## Your objective
Check each line of the data below for the word "Survival", then extract the ones that have it.

## Task input
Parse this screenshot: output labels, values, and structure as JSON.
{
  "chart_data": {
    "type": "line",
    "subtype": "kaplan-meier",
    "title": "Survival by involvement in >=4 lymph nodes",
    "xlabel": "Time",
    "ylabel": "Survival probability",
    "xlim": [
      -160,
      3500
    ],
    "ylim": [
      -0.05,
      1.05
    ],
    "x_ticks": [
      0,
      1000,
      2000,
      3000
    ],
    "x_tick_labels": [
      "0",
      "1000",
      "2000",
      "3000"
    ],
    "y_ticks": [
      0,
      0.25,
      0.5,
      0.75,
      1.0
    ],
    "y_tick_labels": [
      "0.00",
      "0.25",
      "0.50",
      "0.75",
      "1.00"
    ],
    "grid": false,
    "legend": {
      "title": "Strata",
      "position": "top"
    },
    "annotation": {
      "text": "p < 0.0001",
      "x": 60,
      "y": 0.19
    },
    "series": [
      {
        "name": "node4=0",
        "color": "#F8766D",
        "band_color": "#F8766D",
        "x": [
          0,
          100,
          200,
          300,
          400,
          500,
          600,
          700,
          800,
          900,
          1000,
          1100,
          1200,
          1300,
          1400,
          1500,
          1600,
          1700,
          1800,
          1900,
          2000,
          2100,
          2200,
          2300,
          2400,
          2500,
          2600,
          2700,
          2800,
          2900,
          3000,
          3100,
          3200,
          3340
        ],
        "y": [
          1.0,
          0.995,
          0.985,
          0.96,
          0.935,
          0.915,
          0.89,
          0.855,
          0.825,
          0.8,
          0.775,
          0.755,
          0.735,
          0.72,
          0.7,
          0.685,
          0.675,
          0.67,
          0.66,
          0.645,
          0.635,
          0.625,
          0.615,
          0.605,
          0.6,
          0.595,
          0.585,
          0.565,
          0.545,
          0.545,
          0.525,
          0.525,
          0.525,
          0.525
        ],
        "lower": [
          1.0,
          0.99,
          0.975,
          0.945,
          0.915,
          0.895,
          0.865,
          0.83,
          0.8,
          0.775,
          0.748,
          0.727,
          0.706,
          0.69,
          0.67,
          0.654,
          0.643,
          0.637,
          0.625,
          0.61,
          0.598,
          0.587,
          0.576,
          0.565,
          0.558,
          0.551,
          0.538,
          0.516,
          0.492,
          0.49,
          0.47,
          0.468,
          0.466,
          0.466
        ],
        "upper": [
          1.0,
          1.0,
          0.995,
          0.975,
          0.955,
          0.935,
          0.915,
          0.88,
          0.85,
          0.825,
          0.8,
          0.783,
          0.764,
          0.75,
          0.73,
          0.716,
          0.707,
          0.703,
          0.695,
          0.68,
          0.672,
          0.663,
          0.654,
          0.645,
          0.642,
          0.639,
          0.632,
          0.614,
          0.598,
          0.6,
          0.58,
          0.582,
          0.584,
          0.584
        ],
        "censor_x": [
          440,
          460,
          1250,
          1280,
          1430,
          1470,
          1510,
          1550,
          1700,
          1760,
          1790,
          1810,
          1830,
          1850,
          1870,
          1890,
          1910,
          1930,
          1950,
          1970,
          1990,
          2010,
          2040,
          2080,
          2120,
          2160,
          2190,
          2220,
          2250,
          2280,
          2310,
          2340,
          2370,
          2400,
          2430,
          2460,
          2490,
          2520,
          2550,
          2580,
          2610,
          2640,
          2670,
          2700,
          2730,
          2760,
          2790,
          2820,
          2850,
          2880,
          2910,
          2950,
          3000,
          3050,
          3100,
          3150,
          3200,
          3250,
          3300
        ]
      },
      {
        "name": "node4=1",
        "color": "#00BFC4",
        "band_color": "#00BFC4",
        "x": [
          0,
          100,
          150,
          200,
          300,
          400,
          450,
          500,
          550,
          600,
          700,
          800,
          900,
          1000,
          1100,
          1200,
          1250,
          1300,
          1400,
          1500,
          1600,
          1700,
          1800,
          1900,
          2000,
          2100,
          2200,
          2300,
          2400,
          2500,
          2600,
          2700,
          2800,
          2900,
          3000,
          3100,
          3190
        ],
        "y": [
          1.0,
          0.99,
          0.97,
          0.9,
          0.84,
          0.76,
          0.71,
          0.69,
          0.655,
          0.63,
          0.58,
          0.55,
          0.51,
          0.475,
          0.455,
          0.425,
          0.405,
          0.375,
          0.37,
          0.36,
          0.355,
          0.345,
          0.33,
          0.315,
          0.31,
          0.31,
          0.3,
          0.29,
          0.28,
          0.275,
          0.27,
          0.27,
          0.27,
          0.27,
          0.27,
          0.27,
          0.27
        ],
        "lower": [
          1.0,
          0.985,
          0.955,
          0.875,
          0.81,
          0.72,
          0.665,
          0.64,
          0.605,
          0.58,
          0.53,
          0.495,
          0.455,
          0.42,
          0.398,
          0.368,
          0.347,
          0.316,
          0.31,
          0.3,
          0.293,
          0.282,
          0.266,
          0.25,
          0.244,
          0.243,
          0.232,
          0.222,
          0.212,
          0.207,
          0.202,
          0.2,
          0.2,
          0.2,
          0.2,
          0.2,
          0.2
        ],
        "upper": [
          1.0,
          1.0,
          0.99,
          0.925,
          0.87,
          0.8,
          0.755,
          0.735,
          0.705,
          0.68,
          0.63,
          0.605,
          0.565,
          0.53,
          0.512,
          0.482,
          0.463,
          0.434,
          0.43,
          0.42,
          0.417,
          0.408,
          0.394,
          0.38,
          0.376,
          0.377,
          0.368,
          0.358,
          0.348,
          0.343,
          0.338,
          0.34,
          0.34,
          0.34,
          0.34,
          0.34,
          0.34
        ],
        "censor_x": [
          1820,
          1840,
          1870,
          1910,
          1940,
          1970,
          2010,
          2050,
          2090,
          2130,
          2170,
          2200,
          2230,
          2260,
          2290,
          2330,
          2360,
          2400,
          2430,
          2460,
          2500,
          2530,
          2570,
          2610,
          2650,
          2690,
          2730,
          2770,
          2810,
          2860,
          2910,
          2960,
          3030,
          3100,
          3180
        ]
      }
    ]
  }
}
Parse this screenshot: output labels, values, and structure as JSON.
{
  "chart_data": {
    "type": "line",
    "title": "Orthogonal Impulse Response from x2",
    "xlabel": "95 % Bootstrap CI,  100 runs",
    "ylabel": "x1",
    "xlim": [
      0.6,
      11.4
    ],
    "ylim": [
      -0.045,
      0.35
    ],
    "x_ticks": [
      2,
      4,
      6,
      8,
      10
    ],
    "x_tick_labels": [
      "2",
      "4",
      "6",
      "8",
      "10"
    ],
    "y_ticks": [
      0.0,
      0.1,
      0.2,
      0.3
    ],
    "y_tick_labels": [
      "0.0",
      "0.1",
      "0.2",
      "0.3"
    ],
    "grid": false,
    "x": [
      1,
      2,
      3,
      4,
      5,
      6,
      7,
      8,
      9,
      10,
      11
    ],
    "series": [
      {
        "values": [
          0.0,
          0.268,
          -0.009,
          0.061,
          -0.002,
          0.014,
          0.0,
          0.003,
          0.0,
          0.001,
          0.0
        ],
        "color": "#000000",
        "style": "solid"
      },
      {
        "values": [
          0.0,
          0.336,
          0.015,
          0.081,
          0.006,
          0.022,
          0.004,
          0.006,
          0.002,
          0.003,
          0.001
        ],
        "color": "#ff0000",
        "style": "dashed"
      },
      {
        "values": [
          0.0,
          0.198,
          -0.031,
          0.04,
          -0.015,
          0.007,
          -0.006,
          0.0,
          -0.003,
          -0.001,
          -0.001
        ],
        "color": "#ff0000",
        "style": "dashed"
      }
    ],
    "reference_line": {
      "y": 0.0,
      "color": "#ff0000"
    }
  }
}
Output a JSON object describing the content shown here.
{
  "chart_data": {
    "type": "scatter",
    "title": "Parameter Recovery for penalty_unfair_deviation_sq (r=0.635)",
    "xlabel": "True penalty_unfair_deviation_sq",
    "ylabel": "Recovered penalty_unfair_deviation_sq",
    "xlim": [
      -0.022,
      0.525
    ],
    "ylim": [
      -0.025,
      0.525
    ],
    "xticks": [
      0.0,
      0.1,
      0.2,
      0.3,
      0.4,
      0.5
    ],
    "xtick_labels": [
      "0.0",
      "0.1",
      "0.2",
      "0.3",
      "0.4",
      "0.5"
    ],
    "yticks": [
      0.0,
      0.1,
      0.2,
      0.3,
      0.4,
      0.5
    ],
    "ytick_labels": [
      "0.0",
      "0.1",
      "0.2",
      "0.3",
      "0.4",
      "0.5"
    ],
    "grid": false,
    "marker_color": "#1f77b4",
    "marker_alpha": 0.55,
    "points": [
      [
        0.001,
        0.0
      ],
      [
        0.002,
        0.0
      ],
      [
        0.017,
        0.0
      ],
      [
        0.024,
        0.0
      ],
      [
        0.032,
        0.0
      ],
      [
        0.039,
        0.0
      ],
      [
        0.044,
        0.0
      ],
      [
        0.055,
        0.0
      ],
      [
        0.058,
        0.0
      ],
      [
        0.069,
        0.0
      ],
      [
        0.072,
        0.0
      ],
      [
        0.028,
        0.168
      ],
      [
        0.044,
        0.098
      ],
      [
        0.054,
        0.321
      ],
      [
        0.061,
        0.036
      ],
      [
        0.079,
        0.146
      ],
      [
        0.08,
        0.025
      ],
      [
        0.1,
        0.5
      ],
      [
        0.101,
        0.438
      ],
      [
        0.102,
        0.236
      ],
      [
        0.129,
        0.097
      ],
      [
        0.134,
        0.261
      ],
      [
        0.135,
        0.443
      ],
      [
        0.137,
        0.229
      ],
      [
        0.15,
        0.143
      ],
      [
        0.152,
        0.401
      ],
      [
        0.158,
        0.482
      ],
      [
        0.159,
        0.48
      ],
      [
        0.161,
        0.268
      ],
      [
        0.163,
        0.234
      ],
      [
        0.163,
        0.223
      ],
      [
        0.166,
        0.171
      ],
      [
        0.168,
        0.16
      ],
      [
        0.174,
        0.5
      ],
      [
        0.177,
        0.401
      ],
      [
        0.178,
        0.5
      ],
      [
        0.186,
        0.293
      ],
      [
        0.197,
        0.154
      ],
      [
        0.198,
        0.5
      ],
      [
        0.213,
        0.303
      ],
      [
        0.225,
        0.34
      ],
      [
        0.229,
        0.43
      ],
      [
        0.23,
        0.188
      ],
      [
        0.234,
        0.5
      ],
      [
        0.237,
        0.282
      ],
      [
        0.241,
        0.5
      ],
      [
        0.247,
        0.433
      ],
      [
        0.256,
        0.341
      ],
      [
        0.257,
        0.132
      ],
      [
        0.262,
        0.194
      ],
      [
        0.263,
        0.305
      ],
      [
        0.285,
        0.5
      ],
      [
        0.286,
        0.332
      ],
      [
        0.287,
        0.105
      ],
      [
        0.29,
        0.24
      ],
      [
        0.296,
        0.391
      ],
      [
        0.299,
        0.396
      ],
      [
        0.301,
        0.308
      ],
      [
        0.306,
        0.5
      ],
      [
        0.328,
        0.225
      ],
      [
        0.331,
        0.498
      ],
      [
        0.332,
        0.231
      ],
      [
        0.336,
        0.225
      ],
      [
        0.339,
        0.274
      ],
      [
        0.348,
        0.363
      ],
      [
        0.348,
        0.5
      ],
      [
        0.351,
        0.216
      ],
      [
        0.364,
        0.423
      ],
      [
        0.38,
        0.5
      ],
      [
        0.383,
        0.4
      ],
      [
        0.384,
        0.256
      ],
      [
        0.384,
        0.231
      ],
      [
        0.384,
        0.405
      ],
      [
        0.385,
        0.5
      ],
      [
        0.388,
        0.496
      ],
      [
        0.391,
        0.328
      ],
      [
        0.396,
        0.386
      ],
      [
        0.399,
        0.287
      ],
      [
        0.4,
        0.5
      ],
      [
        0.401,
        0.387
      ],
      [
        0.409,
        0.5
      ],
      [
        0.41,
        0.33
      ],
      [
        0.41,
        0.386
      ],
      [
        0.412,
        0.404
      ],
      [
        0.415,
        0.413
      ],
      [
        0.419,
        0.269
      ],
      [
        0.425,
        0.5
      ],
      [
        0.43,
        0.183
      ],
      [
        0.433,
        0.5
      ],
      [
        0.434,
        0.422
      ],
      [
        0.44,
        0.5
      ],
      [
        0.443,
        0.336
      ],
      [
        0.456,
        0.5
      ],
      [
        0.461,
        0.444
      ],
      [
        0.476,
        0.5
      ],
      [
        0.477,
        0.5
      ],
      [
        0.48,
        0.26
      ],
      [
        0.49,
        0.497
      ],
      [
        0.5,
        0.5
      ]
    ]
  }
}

## Reply to the task
    "title": "Survival by involvement in >=4 lymph nodes",
    "ylabel": "Survival probability",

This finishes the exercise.